* Start *

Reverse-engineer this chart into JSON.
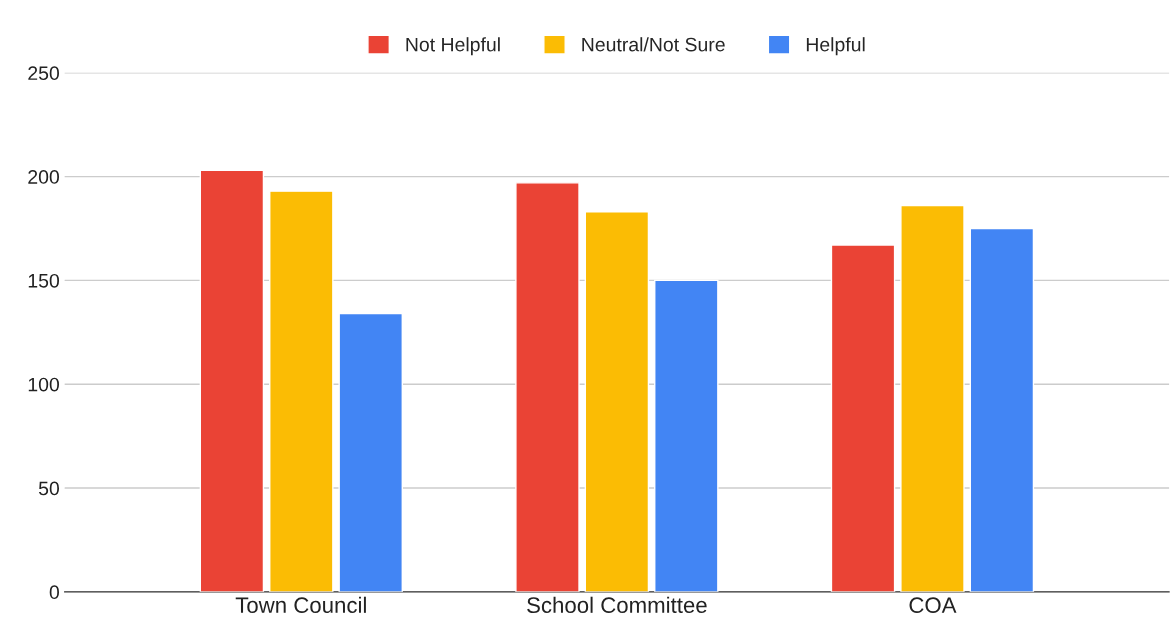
{
  "chart_data": {
    "type": "bar",
    "categories": [
      "Town Council",
      "School Committee",
      "COA"
    ],
    "series": [
      {
        "name": "Not Helpful",
        "color": "#ea4335",
        "values": [
          203,
          197,
          167
        ]
      },
      {
        "name": "Neutral/Not Sure",
        "color": "#fbbc04",
        "values": [
          193,
          183,
          186
        ]
      },
      {
        "name": "Helpful",
        "color": "#4285f4",
        "values": [
          134,
          150,
          175
        ]
      }
    ],
    "ylim": [
      0,
      250
    ],
    "yticks": [
      0,
      50,
      100,
      150,
      200,
      250
    ],
    "grid": "y",
    "legend": "top"
  }
}
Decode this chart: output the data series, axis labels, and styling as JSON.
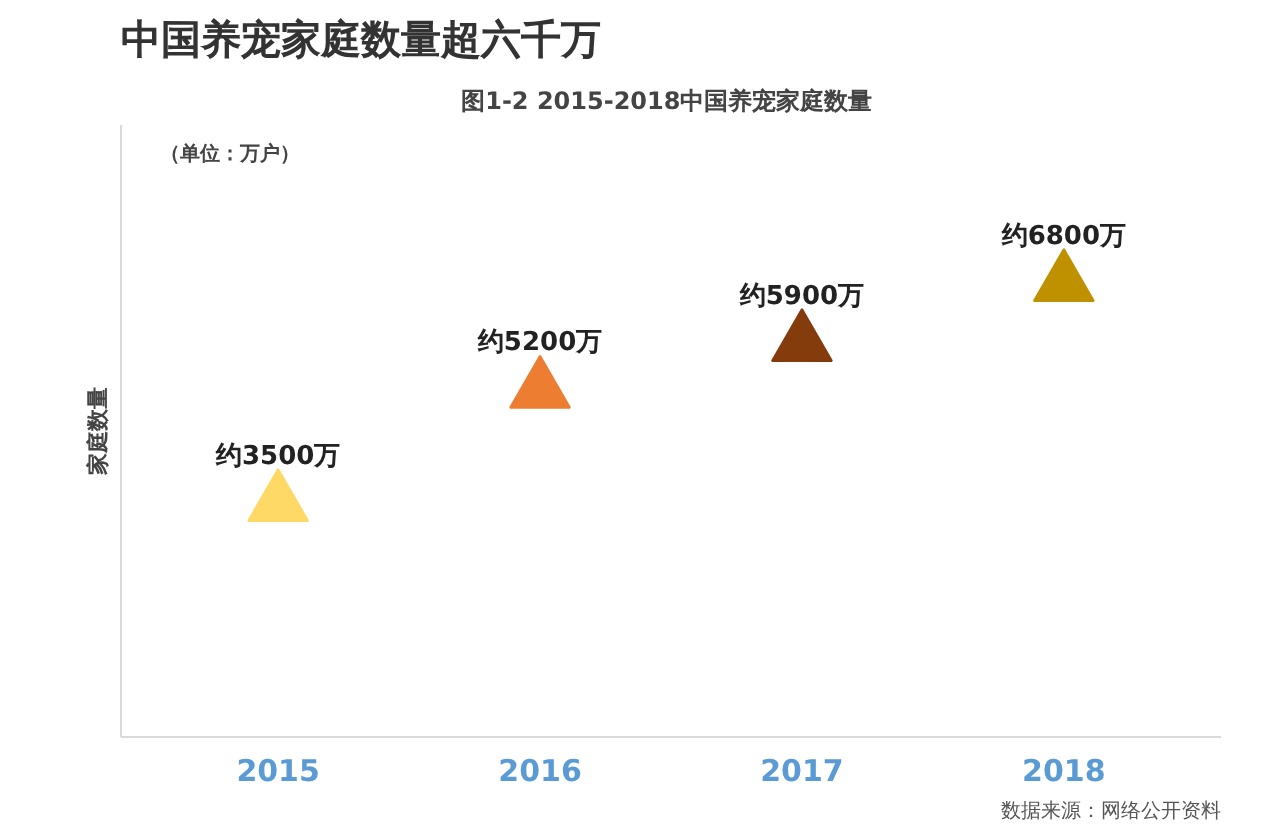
{
  "chart_data": {
    "type": "scatter",
    "title": "中国养宠家庭数量超六千万",
    "subtitle": "图1-2  2015-2018中国养宠家庭数量",
    "ylabel": "家庭数量",
    "annotations": [
      "（单位：万户）",
      "数据来源：网络公开资料"
    ],
    "categories": [
      "2015",
      "2016",
      "2017",
      "2018"
    ],
    "values": [
      3500,
      5200,
      5900,
      6800
    ],
    "value_labels": [
      "约3500万",
      "约5200万",
      "约5900万",
      "约6800万"
    ],
    "colors": [
      "#ffd966",
      "#ed7d31",
      "#843c0c",
      "#bf9000"
    ],
    "marker": "triangle",
    "grid": false,
    "legend": false,
    "tick_labels": "x"
  }
}
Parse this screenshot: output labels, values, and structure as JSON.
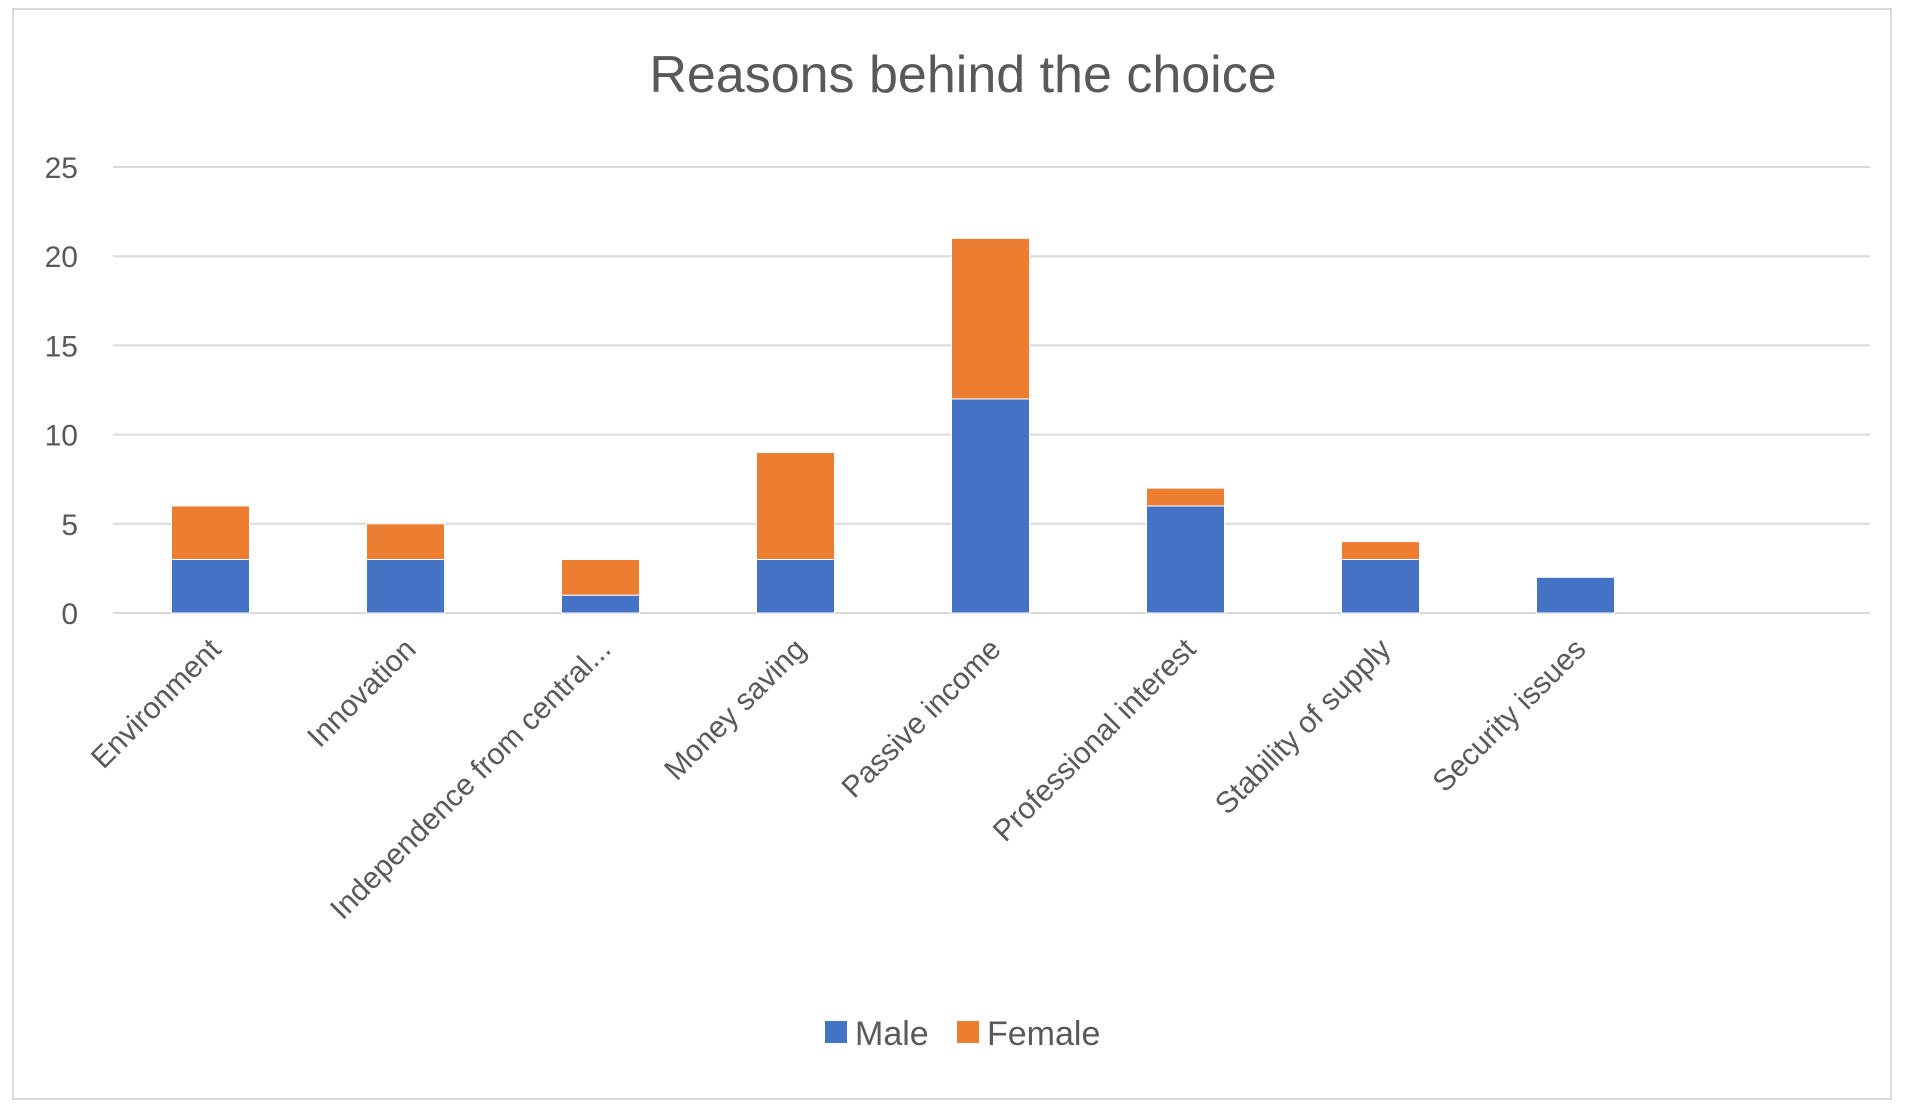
{
  "chart_data": {
    "type": "bar",
    "stacked": true,
    "title": "Reasons behind the choice",
    "xlabel": "",
    "ylabel": "",
    "ylim": [
      0,
      25
    ],
    "yticks": [
      0,
      5,
      10,
      15,
      20,
      25
    ],
    "grid": true,
    "legend": "bottom",
    "categories": [
      "Environment",
      "Innovation",
      "Independence from central...",
      "Money saving",
      "Passive income",
      "Professional interest",
      "Stability of supply",
      "Security issues"
    ],
    "series": [
      {
        "name": "Male",
        "color": "#4472c4",
        "values": [
          3,
          3,
          1,
          3,
          12,
          6,
          3,
          2
        ]
      },
      {
        "name": "Female",
        "color": "#ed7d31",
        "values": [
          3,
          2,
          2,
          6,
          9,
          1,
          1,
          0
        ]
      }
    ]
  }
}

* End *

## [What to produce]
From the material above, reproduce everything verbatim except the pictures.

## [Complete response]
Reverse-engineer this chart into JSON.
{
  "chart_data": {
    "type": "bar",
    "categories": [
      "Town Council",
      "School Committee",
      "COA"
    ],
    "series": [
      {
        "name": "Not Helpful",
        "color": "#ea4335",
        "values": [
          203,
          197,
          167
        ]
      },
      {
        "name": "Neutral/Not Sure",
        "color": "#fbbc04",
        "values": [
          193,
          183,
          186
        ]
      },
      {
        "name": "Helpful",
        "color": "#4285f4",
        "values": [
          134,
          150,
          175
        ]
      }
    ],
    "ylim": [
      0,
      250
    ],
    "yticks": [
      0,
      50,
      100,
      150,
      200,
      250
    ],
    "grid": "y",
    "legend": "top"
  }
}
Decode this chart: output the data series, axis labels, and styling as JSON.
{
  "chart_data": {
    "type": "scatter",
    "title": "中国养宠家庭数量超六千万",
    "subtitle": "图1-2  2015-2018中国养宠家庭数量",
    "ylabel": "家庭数量",
    "annotations": [
      "（单位：万户）",
      "数据来源：网络公开资料"
    ],
    "categories": [
      "2015",
      "2016",
      "2017",
      "2018"
    ],
    "values": [
      3500,
      5200,
      5900,
      6800
    ],
    "value_labels": [
      "约3500万",
      "约5200万",
      "约5900万",
      "约6800万"
    ],
    "colors": [
      "#ffd966",
      "#ed7d31",
      "#843c0c",
      "#bf9000"
    ],
    "marker": "triangle",
    "grid": false,
    "legend": false,
    "tick_labels": "x"
  }
}
Parse this screenshot: output labels, values, and structure as JSON.
{
  "chart_data": {
    "type": "bar",
    "stacked": true,
    "title": "Reasons behind the choice",
    "xlabel": "",
    "ylabel": "",
    "ylim": [
      0,
      25
    ],
    "yticks": [
      0,
      5,
      10,
      15,
      20,
      25
    ],
    "grid": true,
    "legend": "bottom",
    "categories": [
      "Environment",
      "Innovation",
      "Independence from central...",
      "Money saving",
      "Passive income",
      "Professional interest",
      "Stability of supply",
      "Security issues"
    ],
    "series": [
      {
        "name": "Male",
        "color": "#4472c4",
        "values": [
          3,
          3,
          1,
          3,
          12,
          6,
          3,
          2
        ]
      },
      {
        "name": "Female",
        "color": "#ed7d31",
        "values": [
          3,
          2,
          2,
          6,
          9,
          1,
          1,
          0
        ]
      }
    ]
  }
}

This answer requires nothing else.